• [Available data]:

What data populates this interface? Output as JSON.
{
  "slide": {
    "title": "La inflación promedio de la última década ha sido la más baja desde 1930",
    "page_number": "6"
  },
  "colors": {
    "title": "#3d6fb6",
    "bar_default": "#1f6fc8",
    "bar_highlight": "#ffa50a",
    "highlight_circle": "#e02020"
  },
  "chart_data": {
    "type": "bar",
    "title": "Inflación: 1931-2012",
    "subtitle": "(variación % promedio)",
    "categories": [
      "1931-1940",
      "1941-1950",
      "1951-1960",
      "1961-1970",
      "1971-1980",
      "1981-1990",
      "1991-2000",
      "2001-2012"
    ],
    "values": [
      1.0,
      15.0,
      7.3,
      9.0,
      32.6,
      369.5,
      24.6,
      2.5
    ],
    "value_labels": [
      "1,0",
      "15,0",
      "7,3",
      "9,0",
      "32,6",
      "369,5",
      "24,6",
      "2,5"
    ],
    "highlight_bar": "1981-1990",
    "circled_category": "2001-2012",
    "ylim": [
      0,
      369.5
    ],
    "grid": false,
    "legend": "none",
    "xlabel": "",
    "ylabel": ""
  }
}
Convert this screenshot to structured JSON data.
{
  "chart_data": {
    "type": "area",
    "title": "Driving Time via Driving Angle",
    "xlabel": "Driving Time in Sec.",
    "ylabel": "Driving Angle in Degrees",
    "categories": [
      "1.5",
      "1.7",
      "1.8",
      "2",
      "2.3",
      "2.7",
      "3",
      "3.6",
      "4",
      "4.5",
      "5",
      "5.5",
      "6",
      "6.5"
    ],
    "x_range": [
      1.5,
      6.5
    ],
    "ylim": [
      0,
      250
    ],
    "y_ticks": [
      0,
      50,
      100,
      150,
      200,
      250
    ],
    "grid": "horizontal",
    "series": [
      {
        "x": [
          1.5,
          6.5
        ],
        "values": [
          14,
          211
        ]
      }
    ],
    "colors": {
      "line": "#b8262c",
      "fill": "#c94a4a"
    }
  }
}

• [What you have to do]:
Go through the listing above and restate it word for word.

• [Reply]:
What data populates this interface? Output as JSON.
{
  "slide": {
    "title": "La inflación promedio de la última década ha sido la más baja desde 1930",
    "page_number": "6"
  },
  "colors": {
    "title": "#3d6fb6",
    "bar_default": "#1f6fc8",
    "bar_highlight": "#ffa50a",
    "highlight_circle": "#e02020"
  },
  "chart_data": {
    "type": "bar",
    "title": "Inflación: 1931-2012",
    "subtitle": "(variación % promedio)",
    "categories": [
      "1931-1940",
      "1941-1950",
      "1951-1960",
      "1961-1970",
      "1971-1980",
      "1981-1990",
      "1991-2000",
      "2001-2012"
    ],
    "values": [
      1.0,
      15.0,
      7.3,
      9.0,
      32.6,
      369.5,
      24.6,
      2.5
    ],
    "value_labels": [
      "1,0",
      "15,0",
      "7,3",
      "9,0",
      "32,6",
      "369,5",
      "24,6",
      "2,5"
    ],
    "highlight_bar": "1981-1990",
    "circled_category": "2001-2012",
    "ylim": [
      0,
      369.5
    ],
    "grid": false,
    "legend": "none",
    "xlabel": "",
    "ylabel": ""
  }
}
Convert this screenshot to structured JSON data.
{
  "chart_data": {
    "type": "area",
    "title": "Driving Time via Driving Angle",
    "xlabel": "Driving Time in Sec.",
    "ylabel": "Driving Angle in Degrees",
    "categories": [
      "1.5",
      "1.7",
      "1.8",
      "2",
      "2.3",
      "2.7",
      "3",
      "3.6",
      "4",
      "4.5",
      "5",
      "5.5",
      "6",
      "6.5"
    ],
    "x_range": [
      1.5,
      6.5
    ],
    "ylim": [
      0,
      250
    ],
    "y_ticks": [
      0,
      50,
      100,
      150,
      200,
      250
    ],
    "grid": "horizontal",
    "series": [
      {
        "x": [
          1.5,
          6.5
        ],
        "values": [
          14,
          211
        ]
      }
    ],
    "colors": {
      "line": "#b8262c",
      "fill": "#c94a4a"
    }
  }
}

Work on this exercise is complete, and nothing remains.